EXERCISE DETAILS: Go through the records underneath and write each one out again exactly.
┌──
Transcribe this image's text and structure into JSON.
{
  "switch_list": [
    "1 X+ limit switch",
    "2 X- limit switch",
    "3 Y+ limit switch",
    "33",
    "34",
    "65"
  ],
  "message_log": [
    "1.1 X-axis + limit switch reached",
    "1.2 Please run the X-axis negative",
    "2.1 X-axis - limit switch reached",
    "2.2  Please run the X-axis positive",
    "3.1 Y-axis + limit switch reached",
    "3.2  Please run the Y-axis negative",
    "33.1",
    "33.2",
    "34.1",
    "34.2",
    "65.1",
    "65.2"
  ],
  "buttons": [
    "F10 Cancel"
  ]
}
└──
FULL SOLUTION:
Transcribe this image's text and structure into JSON.
{
  "switch_list": [
    "1 X+ limit switch",
    "2 X- limit switch",
    "3 Y+ limit switch",
    "33",
    "34",
    "65"
  ],
  "message_log": [
    "1.1 X-axis + limit switch reached",
    "1.2 Please run the X-axis negative",
    "2.1 X-axis - limit switch reached",
    "2.2  Please run the X-axis positive",
    "3.1 Y-axis + limit switch reached",
    "3.2  Please run the Y-axis negative",
    "33.1",
    "33.2",
    "34.1",
    "34.2",
    "65.1",
    "65.2"
  ],
  "buttons": [
    "F10 Cancel"
  ]
}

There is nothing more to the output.